§ **SET PROBLEM**
Write out, precisely and in full, each line of the material.

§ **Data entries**
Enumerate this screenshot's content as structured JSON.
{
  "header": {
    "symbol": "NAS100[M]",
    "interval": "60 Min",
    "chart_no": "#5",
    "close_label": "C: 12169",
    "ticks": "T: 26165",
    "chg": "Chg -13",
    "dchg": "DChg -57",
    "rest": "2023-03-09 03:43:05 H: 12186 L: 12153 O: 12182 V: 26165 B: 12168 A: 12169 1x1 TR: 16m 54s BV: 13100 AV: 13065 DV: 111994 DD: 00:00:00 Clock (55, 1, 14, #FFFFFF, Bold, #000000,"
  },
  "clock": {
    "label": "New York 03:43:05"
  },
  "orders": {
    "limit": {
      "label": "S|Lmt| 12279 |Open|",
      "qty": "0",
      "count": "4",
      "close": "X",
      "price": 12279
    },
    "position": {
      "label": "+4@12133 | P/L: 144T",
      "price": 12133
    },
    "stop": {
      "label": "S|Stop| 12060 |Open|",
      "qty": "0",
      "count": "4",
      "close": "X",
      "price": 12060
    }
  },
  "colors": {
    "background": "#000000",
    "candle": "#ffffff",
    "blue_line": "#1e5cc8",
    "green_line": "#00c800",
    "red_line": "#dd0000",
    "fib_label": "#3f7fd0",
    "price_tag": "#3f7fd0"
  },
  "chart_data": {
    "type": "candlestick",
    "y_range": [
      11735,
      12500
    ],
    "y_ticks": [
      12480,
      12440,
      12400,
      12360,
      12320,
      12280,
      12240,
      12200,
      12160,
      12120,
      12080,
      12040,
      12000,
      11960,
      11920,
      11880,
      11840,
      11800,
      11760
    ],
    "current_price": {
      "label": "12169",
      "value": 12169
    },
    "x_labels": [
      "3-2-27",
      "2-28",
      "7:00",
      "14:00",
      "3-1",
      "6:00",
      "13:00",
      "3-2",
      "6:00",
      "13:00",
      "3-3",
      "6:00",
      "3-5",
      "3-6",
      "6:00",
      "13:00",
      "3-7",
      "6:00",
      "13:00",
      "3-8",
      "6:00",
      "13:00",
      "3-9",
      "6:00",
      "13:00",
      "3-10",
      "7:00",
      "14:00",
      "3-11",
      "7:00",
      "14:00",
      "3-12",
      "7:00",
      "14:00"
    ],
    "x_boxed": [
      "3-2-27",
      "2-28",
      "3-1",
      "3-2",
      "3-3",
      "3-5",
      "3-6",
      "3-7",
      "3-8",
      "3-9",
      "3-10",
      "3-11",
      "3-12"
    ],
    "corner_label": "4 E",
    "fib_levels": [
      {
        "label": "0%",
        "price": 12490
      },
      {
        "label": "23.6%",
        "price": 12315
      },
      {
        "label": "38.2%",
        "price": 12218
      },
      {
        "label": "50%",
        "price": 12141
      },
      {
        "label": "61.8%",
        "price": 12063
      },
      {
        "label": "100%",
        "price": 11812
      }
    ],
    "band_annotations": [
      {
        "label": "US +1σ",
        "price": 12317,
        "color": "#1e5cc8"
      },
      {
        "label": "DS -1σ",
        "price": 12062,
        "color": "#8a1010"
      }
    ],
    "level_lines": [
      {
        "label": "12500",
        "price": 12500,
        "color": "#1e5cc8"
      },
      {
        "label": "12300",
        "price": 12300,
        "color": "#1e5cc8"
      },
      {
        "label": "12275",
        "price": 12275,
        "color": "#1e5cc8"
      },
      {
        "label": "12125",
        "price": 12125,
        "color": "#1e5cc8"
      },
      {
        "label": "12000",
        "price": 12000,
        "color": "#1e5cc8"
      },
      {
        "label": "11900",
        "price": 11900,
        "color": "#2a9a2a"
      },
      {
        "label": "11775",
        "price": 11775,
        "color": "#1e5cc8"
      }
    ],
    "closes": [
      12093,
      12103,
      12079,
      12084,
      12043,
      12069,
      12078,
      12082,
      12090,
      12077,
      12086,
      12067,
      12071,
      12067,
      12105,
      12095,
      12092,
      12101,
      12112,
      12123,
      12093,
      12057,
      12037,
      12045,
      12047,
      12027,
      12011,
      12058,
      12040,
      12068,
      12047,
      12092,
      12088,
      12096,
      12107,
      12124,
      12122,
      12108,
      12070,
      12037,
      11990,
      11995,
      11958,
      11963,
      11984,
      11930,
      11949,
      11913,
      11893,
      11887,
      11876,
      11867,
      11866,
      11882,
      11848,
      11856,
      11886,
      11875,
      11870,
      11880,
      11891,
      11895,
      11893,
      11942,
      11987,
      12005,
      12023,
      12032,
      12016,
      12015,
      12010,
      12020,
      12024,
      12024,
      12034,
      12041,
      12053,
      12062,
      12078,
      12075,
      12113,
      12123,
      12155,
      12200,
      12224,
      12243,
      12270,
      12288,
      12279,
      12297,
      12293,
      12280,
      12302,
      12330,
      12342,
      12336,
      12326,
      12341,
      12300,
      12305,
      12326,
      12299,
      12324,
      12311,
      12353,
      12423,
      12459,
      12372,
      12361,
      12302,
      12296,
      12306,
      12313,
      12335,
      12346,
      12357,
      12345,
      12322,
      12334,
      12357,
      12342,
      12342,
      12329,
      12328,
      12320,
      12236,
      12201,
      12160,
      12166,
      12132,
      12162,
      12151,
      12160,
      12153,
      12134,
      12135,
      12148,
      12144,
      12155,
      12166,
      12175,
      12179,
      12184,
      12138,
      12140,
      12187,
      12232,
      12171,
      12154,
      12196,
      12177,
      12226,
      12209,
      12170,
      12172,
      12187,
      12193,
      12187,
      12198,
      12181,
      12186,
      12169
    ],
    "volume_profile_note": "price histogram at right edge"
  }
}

§ **SOLUTION TO THE EXERCISE**
Enumerate this screenshot's content as structured JSON.
{
  "header": {
    "symbol": "NAS100[M]",
    "interval": "60 Min",
    "chart_no": "#5",
    "close_label": "C: 12169",
    "ticks": "T: 26165",
    "chg": "Chg -13",
    "dchg": "DChg -57",
    "rest": "2023-03-09 03:43:05 H: 12186 L: 12153 O: 12182 V: 26165 B: 12168 A: 12169 1x1 TR: 16m 54s BV: 13100 AV: 13065 DV: 111994 DD: 00:00:00 Clock (55, 1, 14, #FFFFFF, Bold, #000000,"
  },
  "clock": {
    "label": "New York 03:43:05"
  },
  "orders": {
    "limit": {
      "label": "S|Lmt| 12279 |Open|",
      "qty": "0",
      "count": "4",
      "close": "X",
      "price": 12279
    },
    "position": {
      "label": "+4@12133 | P/L: 144T",
      "price": 12133
    },
    "stop": {
      "label": "S|Stop| 12060 |Open|",
      "qty": "0",
      "count": "4",
      "close": "X",
      "price": 12060
    }
  },
  "colors": {
    "background": "#000000",
    "candle": "#ffffff",
    "blue_line": "#1e5cc8",
    "green_line": "#00c800",
    "red_line": "#dd0000",
    "fib_label": "#3f7fd0",
    "price_tag": "#3f7fd0"
  },
  "chart_data": {
    "type": "candlestick",
    "y_range": [
      11735,
      12500
    ],
    "y_ticks": [
      12480,
      12440,
      12400,
      12360,
      12320,
      12280,
      12240,
      12200,
      12160,
      12120,
      12080,
      12040,
      12000,
      11960,
      11920,
      11880,
      11840,
      11800,
      11760
    ],
    "current_price": {
      "label": "12169",
      "value": 12169
    },
    "x_labels": [
      "3-2-27",
      "2-28",
      "7:00",
      "14:00",
      "3-1",
      "6:00",
      "13:00",
      "3-2",
      "6:00",
      "13:00",
      "3-3",
      "6:00",
      "3-5",
      "3-6",
      "6:00",
      "13:00",
      "3-7",
      "6:00",
      "13:00",
      "3-8",
      "6:00",
      "13:00",
      "3-9",
      "6:00",
      "13:00",
      "3-10",
      "7:00",
      "14:00",
      "3-11",
      "7:00",
      "14:00",
      "3-12",
      "7:00",
      "14:00"
    ],
    "x_boxed": [
      "3-2-27",
      "2-28",
      "3-1",
      "3-2",
      "3-3",
      "3-5",
      "3-6",
      "3-7",
      "3-8",
      "3-9",
      "3-10",
      "3-11",
      "3-12"
    ],
    "corner_label": "4 E",
    "fib_levels": [
      {
        "label": "0%",
        "price": 12490
      },
      {
        "label": "23.6%",
        "price": 12315
      },
      {
        "label": "38.2%",
        "price": 12218
      },
      {
        "label": "50%",
        "price": 12141
      },
      {
        "label": "61.8%",
        "price": 12063
      },
      {
        "label": "100%",
        "price": 11812
      }
    ],
    "band_annotations": [
      {
        "label": "US +1σ",
        "price": 12317,
        "color": "#1e5cc8"
      },
      {
        "label": "DS -1σ",
        "price": 12062,
        "color": "#8a1010"
      }
    ],
    "level_lines": [
      {
        "label": "12500",
        "price": 12500,
        "color": "#1e5cc8"
      },
      {
        "label": "12300",
        "price": 12300,
        "color": "#1e5cc8"
      },
      {
        "label": "12275",
        "price": 12275,
        "color": "#1e5cc8"
      },
      {
        "label": "12125",
        "price": 12125,
        "color": "#1e5cc8"
      },
      {
        "label": "12000",
        "price": 12000,
        "color": "#1e5cc8"
      },
      {
        "label": "11900",
        "price": 11900,
        "color": "#2a9a2a"
      },
      {
        "label": "11775",
        "price": 11775,
        "color": "#1e5cc8"
      }
    ],
    "closes": [
      12093,
      12103,
      12079,
      12084,
      12043,
      12069,
      12078,
      12082,
      12090,
      12077,
      12086,
      12067,
      12071,
      12067,
      12105,
      12095,
      12092,
      12101,
      12112,
      12123,
      12093,
      12057,
      12037,
      12045,
      12047,
      12027,
      12011,
      12058,
      12040,
      12068,
      12047,
      12092,
      12088,
      12096,
      12107,
      12124,
      12122,
      12108,
      12070,
      12037,
      11990,
      11995,
      11958,
      11963,
      11984,
      11930,
      11949,
      11913,
      11893,
      11887,
      11876,
      11867,
      11866,
      11882,
      11848,
      11856,
      11886,
      11875,
      11870,
      11880,
      11891,
      11895,
      11893,
      11942,
      11987,
      12005,
      12023,
      12032,
      12016,
      12015,
      12010,
      12020,
      12024,
      12024,
      12034,
      12041,
      12053,
      12062,
      12078,
      12075,
      12113,
      12123,
      12155,
      12200,
      12224,
      12243,
      12270,
      12288,
      12279,
      12297,
      12293,
      12280,
      12302,
      12330,
      12342,
      12336,
      12326,
      12341,
      12300,
      12305,
      12326,
      12299,
      12324,
      12311,
      12353,
      12423,
      12459,
      12372,
      12361,
      12302,
      12296,
      12306,
      12313,
      12335,
      12346,
      12357,
      12345,
      12322,
      12334,
      12357,
      12342,
      12342,
      12329,
      12328,
      12320,
      12236,
      12201,
      12160,
      12166,
      12132,
      12162,
      12151,
      12160,
      12153,
      12134,
      12135,
      12148,
      12144,
      12155,
      12166,
      12175,
      12179,
      12184,
      12138,
      12140,
      12187,
      12232,
      12171,
      12154,
      12196,
      12177,
      12226,
      12209,
      12170,
      12172,
      12187,
      12193,
      12187,
      12198,
      12181,
      12186,
      12169
    ],
    "volume_profile_note": "price histogram at right edge"
  }
}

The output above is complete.